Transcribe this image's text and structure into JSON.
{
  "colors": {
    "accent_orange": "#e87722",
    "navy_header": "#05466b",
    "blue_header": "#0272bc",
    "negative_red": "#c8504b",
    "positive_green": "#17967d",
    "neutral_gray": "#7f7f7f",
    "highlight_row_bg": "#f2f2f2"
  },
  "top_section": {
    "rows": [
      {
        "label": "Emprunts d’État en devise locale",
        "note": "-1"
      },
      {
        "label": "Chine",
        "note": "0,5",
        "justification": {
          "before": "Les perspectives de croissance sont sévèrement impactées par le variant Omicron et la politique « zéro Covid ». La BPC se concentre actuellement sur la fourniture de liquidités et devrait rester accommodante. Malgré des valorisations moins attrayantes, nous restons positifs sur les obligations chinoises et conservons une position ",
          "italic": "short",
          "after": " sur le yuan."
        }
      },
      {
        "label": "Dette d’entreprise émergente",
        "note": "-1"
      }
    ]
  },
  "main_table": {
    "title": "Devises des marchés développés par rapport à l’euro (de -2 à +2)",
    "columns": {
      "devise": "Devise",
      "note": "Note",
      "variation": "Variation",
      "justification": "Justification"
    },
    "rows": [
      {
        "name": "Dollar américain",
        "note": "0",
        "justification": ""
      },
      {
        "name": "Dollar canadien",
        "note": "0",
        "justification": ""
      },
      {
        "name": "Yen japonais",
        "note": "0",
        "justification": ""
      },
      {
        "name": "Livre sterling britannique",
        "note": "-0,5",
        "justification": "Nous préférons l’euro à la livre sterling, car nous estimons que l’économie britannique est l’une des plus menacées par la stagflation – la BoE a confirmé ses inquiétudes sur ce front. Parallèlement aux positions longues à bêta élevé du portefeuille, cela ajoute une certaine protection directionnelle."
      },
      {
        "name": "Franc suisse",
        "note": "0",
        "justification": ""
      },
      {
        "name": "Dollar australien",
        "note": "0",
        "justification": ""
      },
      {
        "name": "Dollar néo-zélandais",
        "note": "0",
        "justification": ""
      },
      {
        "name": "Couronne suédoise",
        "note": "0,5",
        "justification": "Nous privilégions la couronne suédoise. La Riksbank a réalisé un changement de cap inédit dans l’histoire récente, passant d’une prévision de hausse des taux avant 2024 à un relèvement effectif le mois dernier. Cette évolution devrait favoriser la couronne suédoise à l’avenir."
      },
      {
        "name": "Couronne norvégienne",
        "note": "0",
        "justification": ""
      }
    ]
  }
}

* * *

GIVEN REQUEST.
Copy out each line of the entries that holds "euro".

CORRECT ANSWER.
    "title": "Devises des marchés développés par rapport à l’euro (de -2 à +2)",
        "justification": "Nous préférons l’euro à la livre sterling, car nous estimons que l’économie britannique est l’une des plus menacées par la stagflation – la BoE a confirmé ses inquiétudes sur ce front. Parallèlement aux positions longues à bêta élevé du portefeuille, cela ajoute une certaine protection directionnelle."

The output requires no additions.